> _What is required_:
Transcribe the listing below word for word.

Data records:

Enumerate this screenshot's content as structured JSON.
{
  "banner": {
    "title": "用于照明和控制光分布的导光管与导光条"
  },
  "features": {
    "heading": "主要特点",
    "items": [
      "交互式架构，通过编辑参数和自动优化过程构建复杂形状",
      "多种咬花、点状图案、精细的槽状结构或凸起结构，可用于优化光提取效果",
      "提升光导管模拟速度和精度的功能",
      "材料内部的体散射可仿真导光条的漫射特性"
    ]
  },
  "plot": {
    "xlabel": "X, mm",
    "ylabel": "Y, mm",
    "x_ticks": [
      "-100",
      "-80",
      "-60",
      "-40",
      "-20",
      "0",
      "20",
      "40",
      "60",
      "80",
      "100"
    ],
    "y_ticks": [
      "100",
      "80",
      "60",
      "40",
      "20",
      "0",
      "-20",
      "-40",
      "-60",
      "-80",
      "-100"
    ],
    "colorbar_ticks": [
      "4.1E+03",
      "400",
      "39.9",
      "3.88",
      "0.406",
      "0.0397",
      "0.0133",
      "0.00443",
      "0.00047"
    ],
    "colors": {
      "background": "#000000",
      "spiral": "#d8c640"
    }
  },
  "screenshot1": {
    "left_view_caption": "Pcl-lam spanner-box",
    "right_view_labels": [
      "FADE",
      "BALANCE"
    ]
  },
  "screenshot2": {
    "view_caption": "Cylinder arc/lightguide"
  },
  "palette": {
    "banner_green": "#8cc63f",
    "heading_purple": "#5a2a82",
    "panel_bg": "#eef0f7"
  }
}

> _In response_:
Enumerate this screenshot's content as structured JSON.
{
  "banner": {
    "title": "用于照明和控制光分布的导光管与导光条"
  },
  "features": {
    "heading": "主要特点",
    "items": [
      "交互式架构，通过编辑参数和自动优化过程构建复杂形状",
      "多种咬花、点状图案、精细的槽状结构或凸起结构，可用于优化光提取效果",
      "提升光导管模拟速度和精度的功能",
      "材料内部的体散射可仿真导光条的漫射特性"
    ]
  },
  "plot": {
    "xlabel": "X, mm",
    "ylabel": "Y, mm",
    "x_ticks": [
      "-100",
      "-80",
      "-60",
      "-40",
      "-20",
      "0",
      "20",
      "40",
      "60",
      "80",
      "100"
    ],
    "y_ticks": [
      "100",
      "80",
      "60",
      "40",
      "20",
      "0",
      "-20",
      "-40",
      "-60",
      "-80",
      "-100"
    ],
    "colorbar_ticks": [
      "4.1E+03",
      "400",
      "39.9",
      "3.88",
      "0.406",
      "0.0397",
      "0.0133",
      "0.00443",
      "0.00047"
    ],
    "colors": {
      "background": "#000000",
      "spiral": "#d8c640"
    }
  },
  "screenshot1": {
    "left_view_caption": "Pcl-lam spanner-box",
    "right_view_labels": [
      "FADE",
      "BALANCE"
    ]
  },
  "screenshot2": {
    "view_caption": "Cylinder arc/lightguide"
  },
  "palette": {
    "banner_green": "#8cc63f",
    "heading_purple": "#5a2a82",
    "panel_bg": "#eef0f7"
  }
}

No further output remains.